##### DATA TO PROCESS #####

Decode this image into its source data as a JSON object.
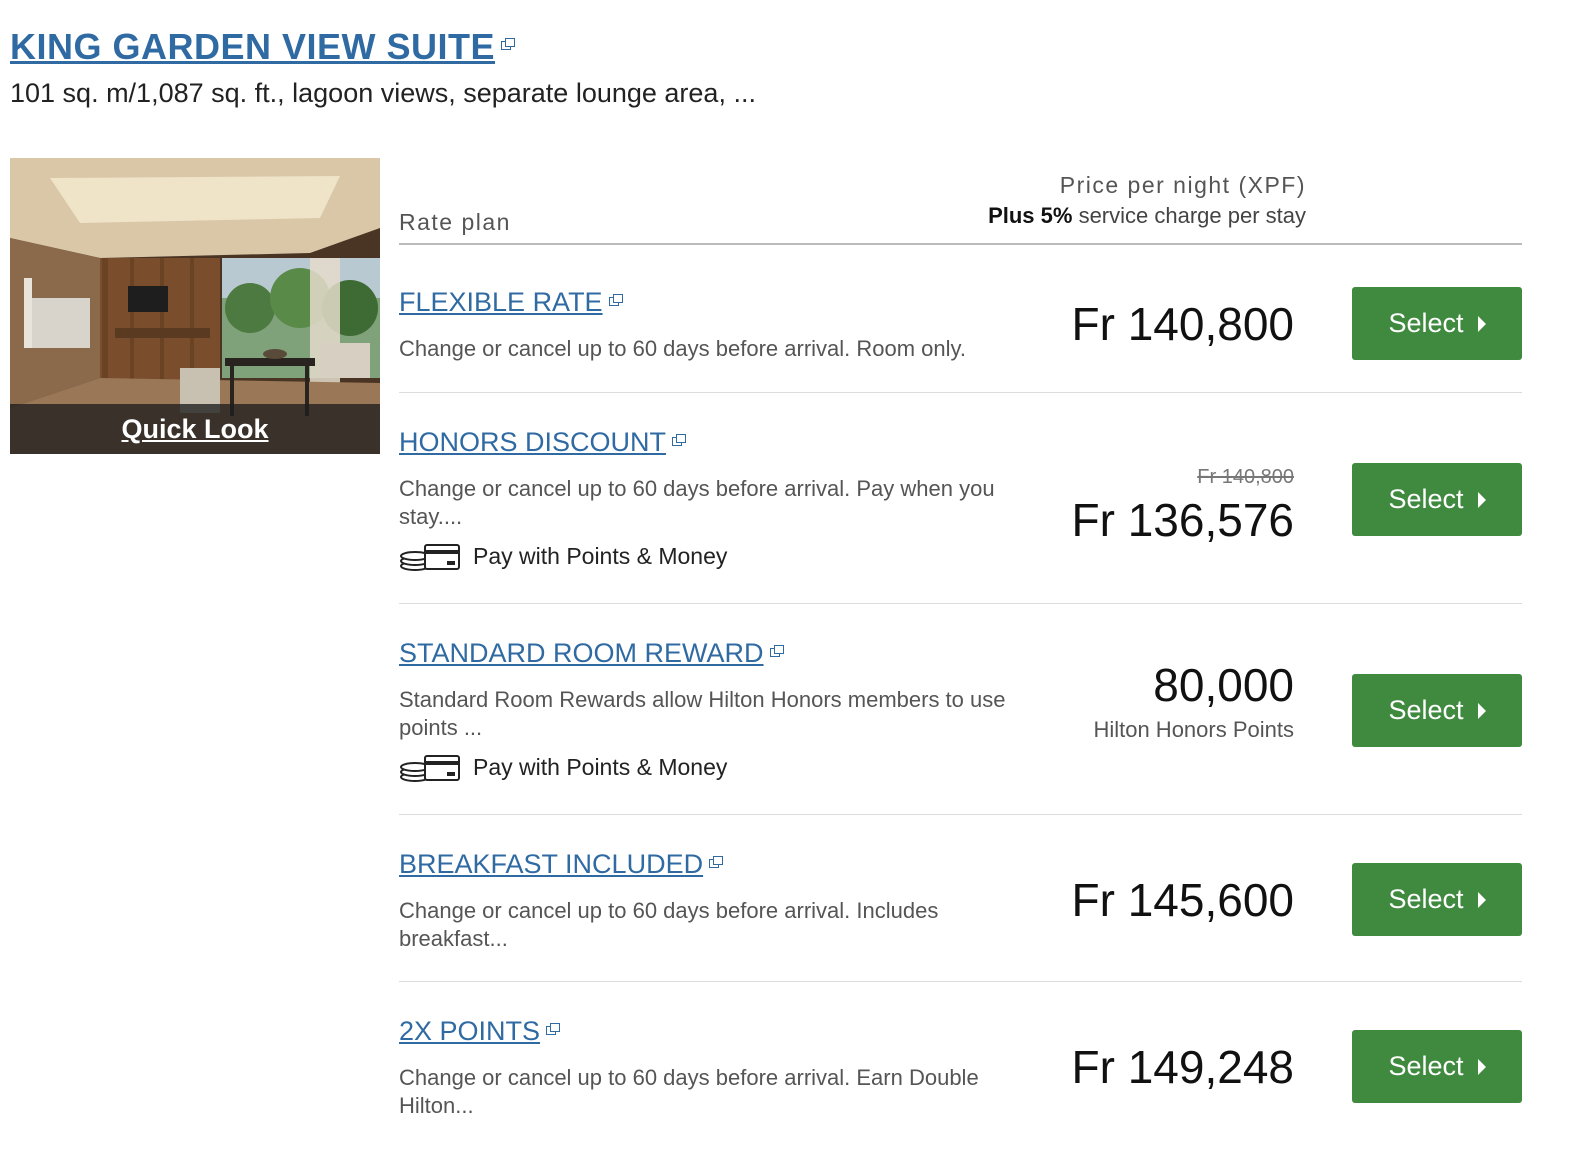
{
  "room": {
    "title": "KING GARDEN VIEW SUITE",
    "description": "101 sq. m/1,087 sq. ft., lagoon views, separate lounge area, ...",
    "quick_look": "Quick Look"
  },
  "header": {
    "rate_plan": "Rate plan",
    "price_per_night": "Price per night (XPF)",
    "service_bold": "Plus 5%",
    "service_rest": " service charge per stay"
  },
  "select_label": "Select",
  "rates": [
    {
      "name": "FLEXIBLE RATE",
      "description": "Change or cancel up to 60 days before arrival. Room only.",
      "price": "Fr 140,800"
    },
    {
      "name": "HONORS DISCOUNT",
      "description": "Change or cancel up to 60 days before arrival. Pay when you stay....",
      "original_price": "Fr 140,800",
      "price": "Fr 136,576",
      "points_money": "Pay with Points & Money"
    },
    {
      "name": "STANDARD ROOM REWARD",
      "description": "Standard Room Rewards allow Hilton Honors members to use points ...",
      "price": "80,000",
      "points_label": "Hilton Honors Points",
      "points_money": "Pay with Points & Money"
    },
    {
      "name": "BREAKFAST INCLUDED",
      "description": "Change or cancel up to 60 days before arrival. Includes breakfast...",
      "price": "Fr 145,600"
    },
    {
      "name": "2X POINTS",
      "description": "Change or cancel up to 60 days before arrival. Earn Double Hilton...",
      "price": "Fr 149,248"
    }
  ],
  "colors": {
    "link": "#2f6aa3",
    "button": "#3f8a3f"
  }
}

#####

• [GIVEN REQUEST] Repeat the preceding records precisely, and leave every picture out of the copy.

• [FULL RESPONSE]
Decode this image into its source data as a JSON object.
{
  "room": {
    "title": "KING GARDEN VIEW SUITE",
    "description": "101 sq. m/1,087 sq. ft., lagoon views, separate lounge area, ...",
    "quick_look": "Quick Look"
  },
  "header": {
    "rate_plan": "Rate plan",
    "price_per_night": "Price per night (XPF)",
    "service_bold": "Plus 5%",
    "service_rest": " service charge per stay"
  },
  "select_label": "Select",
  "rates": [
    {
      "name": "FLEXIBLE RATE",
      "description": "Change or cancel up to 60 days before arrival. Room only.",
      "price": "Fr 140,800"
    },
    {
      "name": "HONORS DISCOUNT",
      "description": "Change or cancel up to 60 days before arrival. Pay when you stay....",
      "original_price": "Fr 140,800",
      "price": "Fr 136,576",
      "points_money": "Pay with Points & Money"
    },
    {
      "name": "STANDARD ROOM REWARD",
      "description": "Standard Room Rewards allow Hilton Honors members to use points ...",
      "price": "80,000",
      "points_label": "Hilton Honors Points",
      "points_money": "Pay with Points & Money"
    },
    {
      "name": "BREAKFAST INCLUDED",
      "description": "Change or cancel up to 60 days before arrival. Includes breakfast...",
      "price": "Fr 145,600"
    },
    {
      "name": "2X POINTS",
      "description": "Change or cancel up to 60 days before arrival. Earn Double Hilton...",
      "price": "Fr 149,248"
    }
  ],
  "colors": {
    "link": "#2f6aa3",
    "button": "#3f8a3f"
  }
}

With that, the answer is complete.